Material provided:
## Begin

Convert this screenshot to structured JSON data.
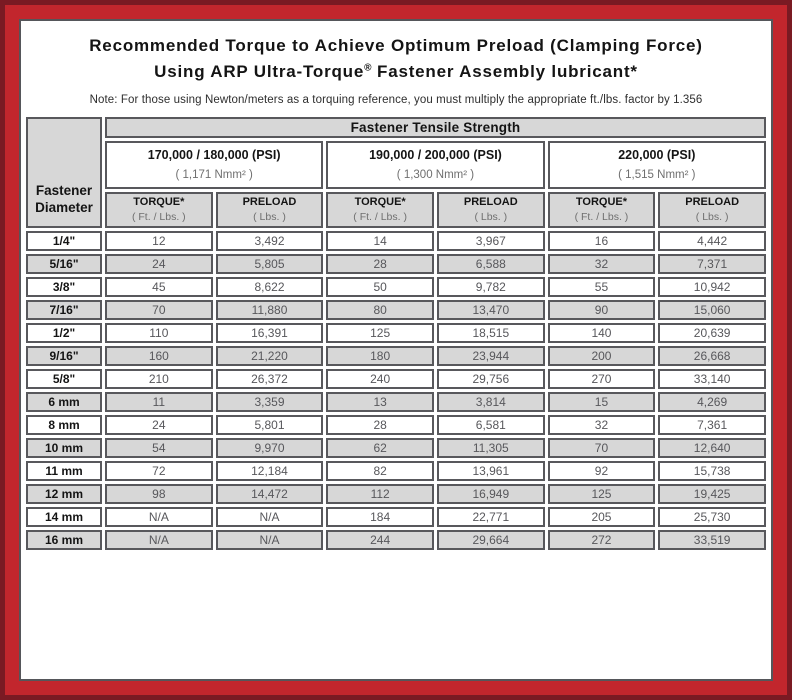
{
  "title": {
    "line1": "Recommended Torque to Achieve Optimum Preload (Clamping Force)",
    "line2_pre": "Using ARP Ultra-Torque",
    "line2_mark": "®",
    "line2_post": " Fastener Assembly lubricant*"
  },
  "note": "Note: For those using Newton/meters as a torquing reference, you must multiply the appropriate ft./lbs. factor by 1.356",
  "table": {
    "corner_header": "Fastener Diameter",
    "group_header": "Fastener Tensile Strength",
    "strength_columns": [
      {
        "psi": "170,000 / 180,000 (PSI)",
        "nmm": "( 1,171 Nmm² )"
      },
      {
        "psi": "190,000 / 200,000 (PSI)",
        "nmm": "( 1,300 Nmm² )"
      },
      {
        "psi": "220,000 (PSI)",
        "nmm": "( 1,515 Nmm² )"
      }
    ],
    "sub_headers": {
      "torque_label": "TORQUE*",
      "torque_unit": "( Ft. / Lbs. )",
      "preload_label": "PRELOAD",
      "preload_unit": "( Lbs. )"
    },
    "rows": [
      {
        "diameter": "1/4\"",
        "values": [
          "12",
          "3,492",
          "14",
          "3,967",
          "16",
          "4,442"
        ]
      },
      {
        "diameter": "5/16\"",
        "values": [
          "24",
          "5,805",
          "28",
          "6,588",
          "32",
          "7,371"
        ]
      },
      {
        "diameter": "3/8\"",
        "values": [
          "45",
          "8,622",
          "50",
          "9,782",
          "55",
          "10,942"
        ]
      },
      {
        "diameter": "7/16\"",
        "values": [
          "70",
          "11,880",
          "80",
          "13,470",
          "90",
          "15,060"
        ]
      },
      {
        "diameter": "1/2\"",
        "values": [
          "110",
          "16,391",
          "125",
          "18,515",
          "140",
          "20,639"
        ]
      },
      {
        "diameter": "9/16\"",
        "values": [
          "160",
          "21,220",
          "180",
          "23,944",
          "200",
          "26,668"
        ]
      },
      {
        "diameter": "5/8\"",
        "values": [
          "210",
          "26,372",
          "240",
          "29,756",
          "270",
          "33,140"
        ]
      },
      {
        "diameter": "6 mm",
        "values": [
          "11",
          "3,359",
          "13",
          "3,814",
          "15",
          "4,269"
        ]
      },
      {
        "diameter": "8 mm",
        "values": [
          "24",
          "5,801",
          "28",
          "6,581",
          "32",
          "7,361"
        ]
      },
      {
        "diameter": "10 mm",
        "values": [
          "54",
          "9,970",
          "62",
          "11,305",
          "70",
          "12,640"
        ]
      },
      {
        "diameter": "11 mm",
        "values": [
          "72",
          "12,184",
          "82",
          "13,961",
          "92",
          "15,738"
        ]
      },
      {
        "diameter": "12 mm",
        "values": [
          "98",
          "14,472",
          "112",
          "16,949",
          "125",
          "19,425"
        ]
      },
      {
        "diameter": "14 mm",
        "values": [
          "N/A",
          "N/A",
          "184",
          "22,771",
          "205",
          "25,730"
        ]
      },
      {
        "diameter": "16 mm",
        "values": [
          "N/A",
          "N/A",
          "244",
          "29,664",
          "272",
          "33,519"
        ]
      }
    ]
  },
  "colors": {
    "outer-maroon": "#7a1a23",
    "frame-red": "#c2262d",
    "gray-cell": "#d7d7d7",
    "cell-border": "#58585c"
  }
}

## End

Direction:
How many of the lines above include the string "Fastener"? Reply with the number by itself.

The completed task:
3